Stated task
Wherever the string "JSON" appears in a line, extract that line.

____ Data for the task

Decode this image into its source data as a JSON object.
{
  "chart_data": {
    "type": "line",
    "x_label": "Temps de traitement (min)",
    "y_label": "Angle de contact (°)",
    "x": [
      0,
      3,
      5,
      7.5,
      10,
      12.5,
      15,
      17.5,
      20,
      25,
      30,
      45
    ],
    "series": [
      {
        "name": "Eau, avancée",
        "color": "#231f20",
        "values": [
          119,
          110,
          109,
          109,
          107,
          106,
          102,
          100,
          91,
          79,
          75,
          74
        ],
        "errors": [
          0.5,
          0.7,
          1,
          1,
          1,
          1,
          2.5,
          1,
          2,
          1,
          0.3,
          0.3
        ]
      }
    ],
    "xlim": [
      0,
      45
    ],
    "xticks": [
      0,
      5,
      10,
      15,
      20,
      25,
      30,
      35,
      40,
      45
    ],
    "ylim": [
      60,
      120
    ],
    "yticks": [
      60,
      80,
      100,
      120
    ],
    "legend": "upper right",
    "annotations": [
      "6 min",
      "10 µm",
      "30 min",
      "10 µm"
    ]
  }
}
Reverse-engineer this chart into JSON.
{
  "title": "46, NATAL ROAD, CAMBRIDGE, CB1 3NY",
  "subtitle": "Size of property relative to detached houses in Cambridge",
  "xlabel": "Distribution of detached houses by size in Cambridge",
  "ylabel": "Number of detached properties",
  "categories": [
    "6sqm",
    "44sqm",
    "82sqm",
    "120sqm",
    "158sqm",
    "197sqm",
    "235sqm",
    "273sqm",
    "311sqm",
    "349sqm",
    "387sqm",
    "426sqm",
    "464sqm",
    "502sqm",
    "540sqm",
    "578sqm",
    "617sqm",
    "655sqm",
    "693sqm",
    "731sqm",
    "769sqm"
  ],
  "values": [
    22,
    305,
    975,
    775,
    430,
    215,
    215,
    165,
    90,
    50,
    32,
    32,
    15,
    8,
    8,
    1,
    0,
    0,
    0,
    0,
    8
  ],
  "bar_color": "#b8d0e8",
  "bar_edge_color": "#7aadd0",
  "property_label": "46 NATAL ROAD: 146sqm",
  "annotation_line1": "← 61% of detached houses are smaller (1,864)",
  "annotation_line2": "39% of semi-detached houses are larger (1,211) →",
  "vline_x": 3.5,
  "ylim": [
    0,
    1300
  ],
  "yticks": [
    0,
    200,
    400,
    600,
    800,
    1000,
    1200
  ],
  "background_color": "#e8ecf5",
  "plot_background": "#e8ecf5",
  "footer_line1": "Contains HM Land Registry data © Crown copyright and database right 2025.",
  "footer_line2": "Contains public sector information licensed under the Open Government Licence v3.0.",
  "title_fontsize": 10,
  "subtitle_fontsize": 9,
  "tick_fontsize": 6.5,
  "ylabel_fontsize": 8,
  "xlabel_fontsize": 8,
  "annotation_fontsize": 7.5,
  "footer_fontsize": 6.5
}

________

Exercise result
Decode this image into its source data as a JSON object.
Reverse-engineer this chart into JSON.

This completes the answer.